-- start of Input rows --
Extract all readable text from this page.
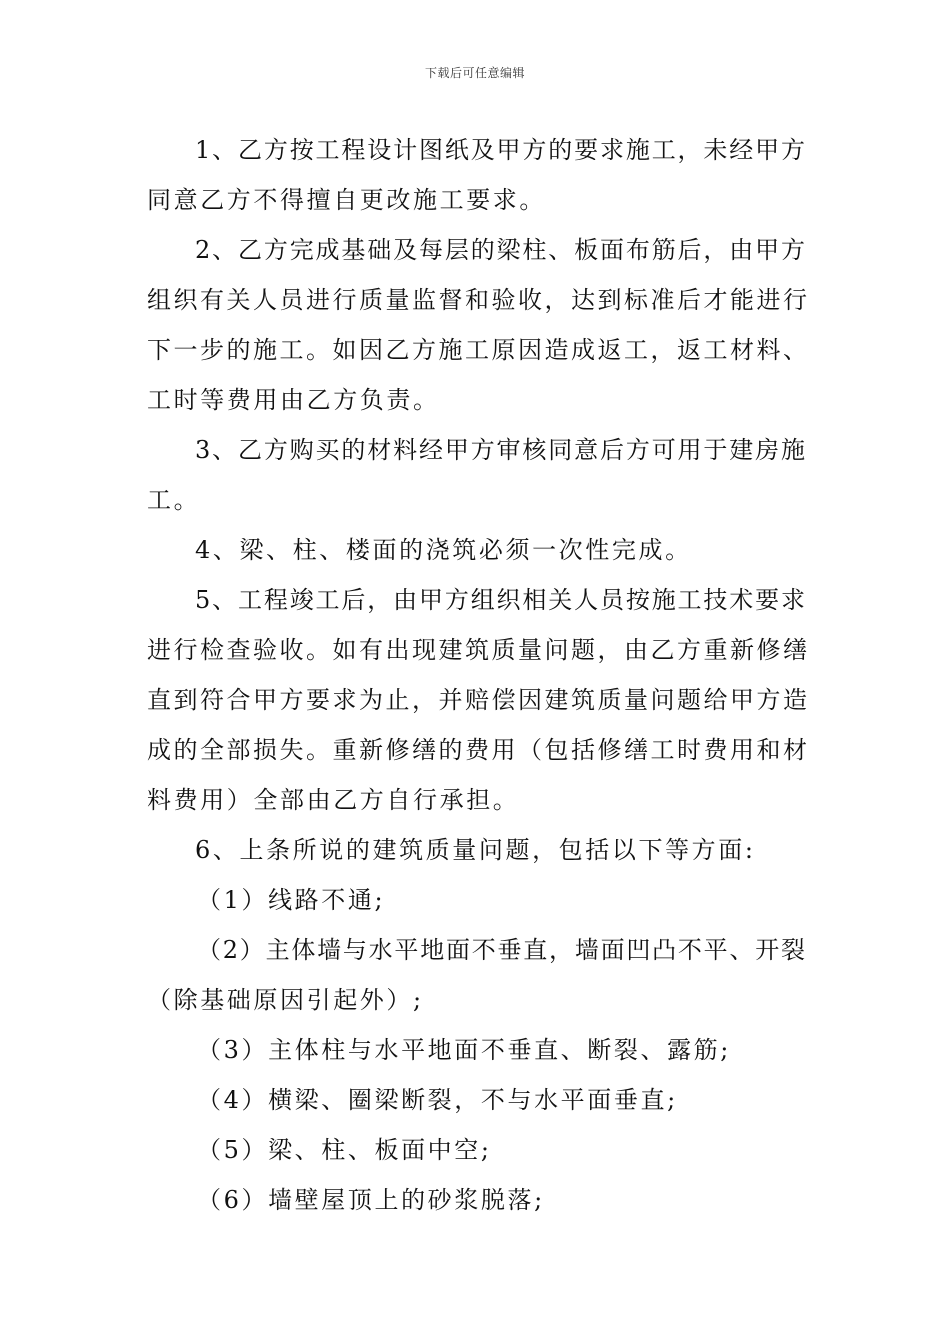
下载后可任意编辑
1、乙方按工程设计图纸及甲方的要求施工，未经甲方
同意乙方不得擅自更改施工要求。
2、乙方完成基础及每层的梁柱、板面布筋后，由甲方
组织有关人员进行质量监督和验收，达到标准后才能进行
下一步的施工。如因乙方施工原因造成返工，返工材料、
工时等费用由乙方负责。
3、乙方购买的材料经甲方审核同意后方可用于建房施
工。
4、梁、柱、楼面的浇筑必须一次性完成。
5、工程竣工后，由甲方组织相关人员按施工技术要求
进行检查验收。如有出现建筑质量问题，由乙方重新修缮
直到符合甲方要求为止，并赔偿因建筑质量问题给甲方造
成的全部损失。重新修缮的费用（包括修缮工时费用和材
料费用）全部由乙方自行承担。
6、上条所说的建筑质量问题，包括以下等方面:
（1）线路不通;
（2）主体墙与水平地面不垂直，墙面凹凸不平、开裂
（除基础原因引起外）;
（3）主体柱与水平地面不垂直、断裂、露筋;
（4）横梁、圈梁断裂，不与水平面垂直;
（5）梁、柱、板面中空;
（6）墙壁屋顶上的砂浆脱落;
-- end of Input rows --
Except for the pictures, copy every line of the records above exactly.

- [Exercise output]:
Extract all readable text from this page.
下载后可任意编辑
1、乙方按工程设计图纸及甲方的要求施工，未经甲方
同意乙方不得擅自更改施工要求。
2、乙方完成基础及每层的梁柱、板面布筋后，由甲方
组织有关人员进行质量监督和验收，达到标准后才能进行
下一步的施工。如因乙方施工原因造成返工，返工材料、
工时等费用由乙方负责。
3、乙方购买的材料经甲方审核同意后方可用于建房施
工。
4、梁、柱、楼面的浇筑必须一次性完成。
5、工程竣工后，由甲方组织相关人员按施工技术要求
进行检查验收。如有出现建筑质量问题，由乙方重新修缮
直到符合甲方要求为止，并赔偿因建筑质量问题给甲方造
成的全部损失。重新修缮的费用（包括修缮工时费用和材
料费用）全部由乙方自行承担。
6、上条所说的建筑质量问题，包括以下等方面:
（1）线路不通;
（2）主体墙与水平地面不垂直，墙面凹凸不平、开裂
（除基础原因引起外）;
（3）主体柱与水平地面不垂直、断裂、露筋;
（4）横梁、圈梁断裂，不与水平面垂直;
（5）梁、柱、板面中空;
（6）墙壁屋顶上的砂浆脱落;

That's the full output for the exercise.